--- BEGIN Listing ---

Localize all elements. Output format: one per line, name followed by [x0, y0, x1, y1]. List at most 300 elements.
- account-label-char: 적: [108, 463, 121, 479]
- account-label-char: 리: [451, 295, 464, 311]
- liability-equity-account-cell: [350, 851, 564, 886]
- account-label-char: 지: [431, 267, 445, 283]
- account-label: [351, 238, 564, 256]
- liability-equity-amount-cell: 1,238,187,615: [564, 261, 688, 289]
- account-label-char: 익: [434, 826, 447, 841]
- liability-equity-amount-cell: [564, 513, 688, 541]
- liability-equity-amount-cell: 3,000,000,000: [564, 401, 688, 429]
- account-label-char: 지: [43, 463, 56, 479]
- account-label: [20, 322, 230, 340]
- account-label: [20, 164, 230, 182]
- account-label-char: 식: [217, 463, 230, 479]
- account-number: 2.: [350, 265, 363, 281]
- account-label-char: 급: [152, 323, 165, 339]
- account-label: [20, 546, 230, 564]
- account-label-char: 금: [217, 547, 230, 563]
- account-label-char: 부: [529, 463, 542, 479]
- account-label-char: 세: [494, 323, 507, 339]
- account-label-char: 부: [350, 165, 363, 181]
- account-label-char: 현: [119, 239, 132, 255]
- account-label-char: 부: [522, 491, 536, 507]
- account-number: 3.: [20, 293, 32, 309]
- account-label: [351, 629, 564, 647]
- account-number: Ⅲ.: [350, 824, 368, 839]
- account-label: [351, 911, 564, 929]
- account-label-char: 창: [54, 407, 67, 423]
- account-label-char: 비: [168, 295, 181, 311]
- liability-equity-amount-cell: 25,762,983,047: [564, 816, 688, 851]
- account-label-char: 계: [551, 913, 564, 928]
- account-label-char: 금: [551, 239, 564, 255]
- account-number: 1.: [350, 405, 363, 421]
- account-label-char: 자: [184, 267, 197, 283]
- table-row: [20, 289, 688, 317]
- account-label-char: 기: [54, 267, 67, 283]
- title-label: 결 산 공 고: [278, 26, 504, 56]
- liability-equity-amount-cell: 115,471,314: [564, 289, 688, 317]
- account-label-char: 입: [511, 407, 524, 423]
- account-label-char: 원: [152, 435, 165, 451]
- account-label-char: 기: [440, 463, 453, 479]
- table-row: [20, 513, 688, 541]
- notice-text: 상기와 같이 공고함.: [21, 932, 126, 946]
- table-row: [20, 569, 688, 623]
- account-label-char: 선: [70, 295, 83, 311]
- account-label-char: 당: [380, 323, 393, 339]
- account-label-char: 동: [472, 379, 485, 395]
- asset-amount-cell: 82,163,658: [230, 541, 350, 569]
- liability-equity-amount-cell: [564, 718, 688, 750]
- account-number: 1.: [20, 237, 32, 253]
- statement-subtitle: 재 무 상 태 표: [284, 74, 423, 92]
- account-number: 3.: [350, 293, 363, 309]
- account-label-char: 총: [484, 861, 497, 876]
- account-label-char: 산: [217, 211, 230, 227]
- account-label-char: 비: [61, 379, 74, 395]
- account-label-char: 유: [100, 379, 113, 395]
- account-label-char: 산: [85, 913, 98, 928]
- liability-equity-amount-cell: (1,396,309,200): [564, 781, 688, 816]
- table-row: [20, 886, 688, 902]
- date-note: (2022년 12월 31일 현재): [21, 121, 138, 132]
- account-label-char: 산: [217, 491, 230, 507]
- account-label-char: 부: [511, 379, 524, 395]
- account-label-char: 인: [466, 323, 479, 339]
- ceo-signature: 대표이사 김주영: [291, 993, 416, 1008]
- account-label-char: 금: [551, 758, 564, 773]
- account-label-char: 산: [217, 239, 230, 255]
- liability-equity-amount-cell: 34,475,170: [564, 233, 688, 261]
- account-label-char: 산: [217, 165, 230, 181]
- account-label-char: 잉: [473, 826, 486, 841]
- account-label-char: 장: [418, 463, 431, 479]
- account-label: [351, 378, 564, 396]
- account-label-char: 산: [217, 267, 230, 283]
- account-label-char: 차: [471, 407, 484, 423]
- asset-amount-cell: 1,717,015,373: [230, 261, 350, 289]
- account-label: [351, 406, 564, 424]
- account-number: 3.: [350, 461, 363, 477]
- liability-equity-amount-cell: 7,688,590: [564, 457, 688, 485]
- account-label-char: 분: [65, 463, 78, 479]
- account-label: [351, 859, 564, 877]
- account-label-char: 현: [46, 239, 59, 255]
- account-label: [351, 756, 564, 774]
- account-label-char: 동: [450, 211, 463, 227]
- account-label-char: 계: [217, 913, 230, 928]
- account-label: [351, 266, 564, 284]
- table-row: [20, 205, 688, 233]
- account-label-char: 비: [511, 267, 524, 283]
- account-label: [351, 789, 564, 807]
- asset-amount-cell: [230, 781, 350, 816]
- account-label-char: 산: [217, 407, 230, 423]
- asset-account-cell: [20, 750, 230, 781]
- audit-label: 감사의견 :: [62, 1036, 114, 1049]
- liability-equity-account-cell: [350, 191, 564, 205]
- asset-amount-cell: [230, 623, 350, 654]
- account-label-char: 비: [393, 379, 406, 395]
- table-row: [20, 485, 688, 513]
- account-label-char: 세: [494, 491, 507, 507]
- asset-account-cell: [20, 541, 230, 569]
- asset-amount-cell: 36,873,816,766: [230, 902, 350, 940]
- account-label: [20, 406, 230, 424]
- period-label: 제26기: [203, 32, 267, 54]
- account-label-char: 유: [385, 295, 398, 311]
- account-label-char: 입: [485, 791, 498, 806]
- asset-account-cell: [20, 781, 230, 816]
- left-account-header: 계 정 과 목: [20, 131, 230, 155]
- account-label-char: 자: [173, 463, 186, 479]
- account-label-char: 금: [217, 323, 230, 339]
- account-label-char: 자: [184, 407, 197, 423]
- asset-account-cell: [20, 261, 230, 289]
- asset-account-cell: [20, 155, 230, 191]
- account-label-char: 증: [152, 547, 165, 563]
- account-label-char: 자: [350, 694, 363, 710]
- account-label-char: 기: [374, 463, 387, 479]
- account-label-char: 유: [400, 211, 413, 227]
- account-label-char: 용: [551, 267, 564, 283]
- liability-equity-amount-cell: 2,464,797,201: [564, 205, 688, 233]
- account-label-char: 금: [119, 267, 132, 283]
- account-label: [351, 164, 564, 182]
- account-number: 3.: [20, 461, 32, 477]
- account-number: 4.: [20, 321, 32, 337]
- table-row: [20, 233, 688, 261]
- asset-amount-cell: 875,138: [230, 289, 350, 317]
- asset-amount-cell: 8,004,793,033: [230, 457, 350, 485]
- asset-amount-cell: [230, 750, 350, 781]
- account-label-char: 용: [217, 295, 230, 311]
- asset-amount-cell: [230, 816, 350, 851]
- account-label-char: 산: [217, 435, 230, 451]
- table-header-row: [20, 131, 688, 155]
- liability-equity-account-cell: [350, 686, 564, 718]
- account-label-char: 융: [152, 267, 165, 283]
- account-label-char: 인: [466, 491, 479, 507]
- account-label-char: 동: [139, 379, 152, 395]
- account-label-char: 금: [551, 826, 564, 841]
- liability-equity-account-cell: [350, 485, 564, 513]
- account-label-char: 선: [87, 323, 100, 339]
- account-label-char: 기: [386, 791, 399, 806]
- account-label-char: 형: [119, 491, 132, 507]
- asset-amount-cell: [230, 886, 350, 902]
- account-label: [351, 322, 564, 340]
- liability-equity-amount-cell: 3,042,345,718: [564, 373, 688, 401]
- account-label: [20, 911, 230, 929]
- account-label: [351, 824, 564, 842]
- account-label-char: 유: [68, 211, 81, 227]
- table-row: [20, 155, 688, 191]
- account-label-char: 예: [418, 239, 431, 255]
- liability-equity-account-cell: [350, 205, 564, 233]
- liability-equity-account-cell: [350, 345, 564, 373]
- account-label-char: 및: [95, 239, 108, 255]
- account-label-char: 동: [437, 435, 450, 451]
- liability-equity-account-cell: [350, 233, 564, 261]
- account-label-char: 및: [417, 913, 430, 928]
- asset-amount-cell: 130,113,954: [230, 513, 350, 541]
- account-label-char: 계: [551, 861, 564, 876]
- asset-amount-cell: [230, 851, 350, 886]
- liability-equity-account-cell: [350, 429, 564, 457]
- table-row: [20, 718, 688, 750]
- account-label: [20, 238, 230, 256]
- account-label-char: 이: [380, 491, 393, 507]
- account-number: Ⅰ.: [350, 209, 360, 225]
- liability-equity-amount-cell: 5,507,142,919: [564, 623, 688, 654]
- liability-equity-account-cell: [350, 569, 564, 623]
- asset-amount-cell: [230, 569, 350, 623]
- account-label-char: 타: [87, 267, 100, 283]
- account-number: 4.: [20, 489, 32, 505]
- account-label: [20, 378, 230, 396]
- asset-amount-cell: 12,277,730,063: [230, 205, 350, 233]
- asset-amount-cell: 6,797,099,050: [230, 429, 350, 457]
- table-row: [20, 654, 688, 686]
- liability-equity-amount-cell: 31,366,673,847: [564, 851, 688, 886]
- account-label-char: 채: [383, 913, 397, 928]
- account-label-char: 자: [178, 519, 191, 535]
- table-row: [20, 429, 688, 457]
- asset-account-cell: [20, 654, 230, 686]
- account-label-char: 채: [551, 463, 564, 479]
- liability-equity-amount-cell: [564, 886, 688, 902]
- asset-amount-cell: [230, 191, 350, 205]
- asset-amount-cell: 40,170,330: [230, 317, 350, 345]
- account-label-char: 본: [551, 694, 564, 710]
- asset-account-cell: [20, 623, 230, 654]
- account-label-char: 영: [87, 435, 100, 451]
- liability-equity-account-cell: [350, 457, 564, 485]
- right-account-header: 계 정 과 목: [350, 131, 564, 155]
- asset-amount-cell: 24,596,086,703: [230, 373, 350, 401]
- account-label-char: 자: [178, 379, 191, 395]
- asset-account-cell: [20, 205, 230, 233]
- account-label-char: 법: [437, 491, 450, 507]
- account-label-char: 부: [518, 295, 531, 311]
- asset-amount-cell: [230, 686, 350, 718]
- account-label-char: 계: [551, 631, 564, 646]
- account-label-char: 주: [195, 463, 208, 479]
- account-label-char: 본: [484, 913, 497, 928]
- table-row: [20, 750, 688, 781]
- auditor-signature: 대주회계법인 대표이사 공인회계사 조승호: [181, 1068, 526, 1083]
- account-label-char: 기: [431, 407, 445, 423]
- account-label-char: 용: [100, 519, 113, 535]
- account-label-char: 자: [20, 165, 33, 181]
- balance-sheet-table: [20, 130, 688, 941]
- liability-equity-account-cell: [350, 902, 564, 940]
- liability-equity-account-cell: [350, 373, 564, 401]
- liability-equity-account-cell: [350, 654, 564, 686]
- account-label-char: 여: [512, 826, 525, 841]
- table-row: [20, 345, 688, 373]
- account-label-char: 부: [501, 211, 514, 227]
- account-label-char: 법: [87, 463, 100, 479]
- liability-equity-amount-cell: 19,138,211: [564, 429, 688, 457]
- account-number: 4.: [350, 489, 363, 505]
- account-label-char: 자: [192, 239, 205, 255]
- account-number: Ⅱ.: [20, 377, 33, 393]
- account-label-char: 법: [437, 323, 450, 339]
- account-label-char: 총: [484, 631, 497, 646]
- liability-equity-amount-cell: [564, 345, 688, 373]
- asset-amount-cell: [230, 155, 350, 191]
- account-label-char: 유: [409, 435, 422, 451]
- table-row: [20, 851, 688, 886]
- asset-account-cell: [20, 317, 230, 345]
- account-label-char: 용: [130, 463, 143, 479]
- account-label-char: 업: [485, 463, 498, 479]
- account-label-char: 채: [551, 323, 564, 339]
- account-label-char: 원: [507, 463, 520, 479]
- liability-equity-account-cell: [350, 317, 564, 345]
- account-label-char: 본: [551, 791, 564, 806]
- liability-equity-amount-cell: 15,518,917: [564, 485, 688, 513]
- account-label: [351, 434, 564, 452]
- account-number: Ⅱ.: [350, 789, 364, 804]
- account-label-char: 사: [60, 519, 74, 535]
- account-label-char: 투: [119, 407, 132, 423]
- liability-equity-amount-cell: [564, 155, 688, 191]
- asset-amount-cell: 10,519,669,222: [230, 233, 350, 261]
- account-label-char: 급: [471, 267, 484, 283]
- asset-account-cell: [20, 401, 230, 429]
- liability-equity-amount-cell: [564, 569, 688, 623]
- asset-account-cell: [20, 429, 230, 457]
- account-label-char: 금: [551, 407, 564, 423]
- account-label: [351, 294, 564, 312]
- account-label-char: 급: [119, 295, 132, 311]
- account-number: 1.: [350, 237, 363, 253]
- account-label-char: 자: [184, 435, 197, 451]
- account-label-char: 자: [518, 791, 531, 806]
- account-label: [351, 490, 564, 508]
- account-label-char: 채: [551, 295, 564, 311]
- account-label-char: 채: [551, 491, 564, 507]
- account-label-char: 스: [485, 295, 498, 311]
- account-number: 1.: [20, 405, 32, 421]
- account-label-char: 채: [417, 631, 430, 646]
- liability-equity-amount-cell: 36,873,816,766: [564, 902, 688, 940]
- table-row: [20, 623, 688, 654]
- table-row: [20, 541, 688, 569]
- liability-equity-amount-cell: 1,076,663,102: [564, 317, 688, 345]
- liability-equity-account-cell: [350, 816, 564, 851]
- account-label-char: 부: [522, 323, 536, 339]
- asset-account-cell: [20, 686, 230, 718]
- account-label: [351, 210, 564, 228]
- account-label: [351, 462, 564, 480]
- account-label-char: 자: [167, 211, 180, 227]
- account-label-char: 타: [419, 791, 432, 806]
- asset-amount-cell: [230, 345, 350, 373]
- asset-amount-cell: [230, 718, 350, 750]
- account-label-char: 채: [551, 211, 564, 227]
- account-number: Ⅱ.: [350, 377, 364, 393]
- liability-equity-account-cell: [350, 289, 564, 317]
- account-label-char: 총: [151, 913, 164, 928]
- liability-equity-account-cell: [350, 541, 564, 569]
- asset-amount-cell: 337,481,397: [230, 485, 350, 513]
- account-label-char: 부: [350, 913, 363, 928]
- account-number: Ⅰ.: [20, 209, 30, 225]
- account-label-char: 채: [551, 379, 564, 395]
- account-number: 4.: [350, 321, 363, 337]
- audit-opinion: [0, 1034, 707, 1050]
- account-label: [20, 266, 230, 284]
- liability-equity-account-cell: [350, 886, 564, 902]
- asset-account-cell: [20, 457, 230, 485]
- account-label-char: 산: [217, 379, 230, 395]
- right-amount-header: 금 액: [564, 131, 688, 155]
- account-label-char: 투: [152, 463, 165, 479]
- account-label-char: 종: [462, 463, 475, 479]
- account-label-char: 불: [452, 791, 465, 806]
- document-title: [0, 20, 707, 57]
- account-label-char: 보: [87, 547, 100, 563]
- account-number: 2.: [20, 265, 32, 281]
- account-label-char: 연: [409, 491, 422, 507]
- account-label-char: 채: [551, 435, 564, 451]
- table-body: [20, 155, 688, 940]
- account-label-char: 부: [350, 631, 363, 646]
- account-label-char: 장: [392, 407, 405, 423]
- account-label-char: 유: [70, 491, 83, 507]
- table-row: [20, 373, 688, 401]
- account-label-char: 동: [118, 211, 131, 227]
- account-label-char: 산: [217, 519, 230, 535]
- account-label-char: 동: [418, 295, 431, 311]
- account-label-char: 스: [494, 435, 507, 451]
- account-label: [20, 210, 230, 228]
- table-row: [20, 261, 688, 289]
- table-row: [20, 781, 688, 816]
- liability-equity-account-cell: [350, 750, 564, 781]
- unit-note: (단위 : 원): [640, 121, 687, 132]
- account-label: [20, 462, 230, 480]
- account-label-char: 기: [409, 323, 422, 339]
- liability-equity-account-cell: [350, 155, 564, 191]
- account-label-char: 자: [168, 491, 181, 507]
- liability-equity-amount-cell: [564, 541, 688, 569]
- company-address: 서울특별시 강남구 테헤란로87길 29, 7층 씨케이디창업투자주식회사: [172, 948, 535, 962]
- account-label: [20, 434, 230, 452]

--- END Listing ---

Short problem:
Write out the records word for word, from their first line through the line that contains "- account-label-char: 부: [529, 463, 542, 479]", inclusive.

Final answer:
Localize all elements. Output format: one per line, name followed by [x0, y0, x1, y1]. List at most 300 elements.
- account-label-char: 적: [108, 463, 121, 479]
- account-label-char: 리: [451, 295, 464, 311]
- liability-equity-account-cell: [350, 851, 564, 886]
- account-label-char: 지: [431, 267, 445, 283]
- account-label: [351, 238, 564, 256]
- liability-equity-amount-cell: 1,238,187,615: [564, 261, 688, 289]
- account-label-char: 익: [434, 826, 447, 841]
- liability-equity-amount-cell: [564, 513, 688, 541]
- liability-equity-amount-cell: 3,000,000,000: [564, 401, 688, 429]
- account-label-char: 지: [43, 463, 56, 479]
- account-label: [20, 322, 230, 340]
- account-label: [20, 164, 230, 182]
- account-label-char: 식: [217, 463, 230, 479]
- account-number: 2.: [350, 265, 363, 281]
- account-label-char: 급: [152, 323, 165, 339]
- account-label: [20, 546, 230, 564]
- account-label-char: 금: [217, 547, 230, 563]
- account-label-char: 부: [529, 463, 542, 479]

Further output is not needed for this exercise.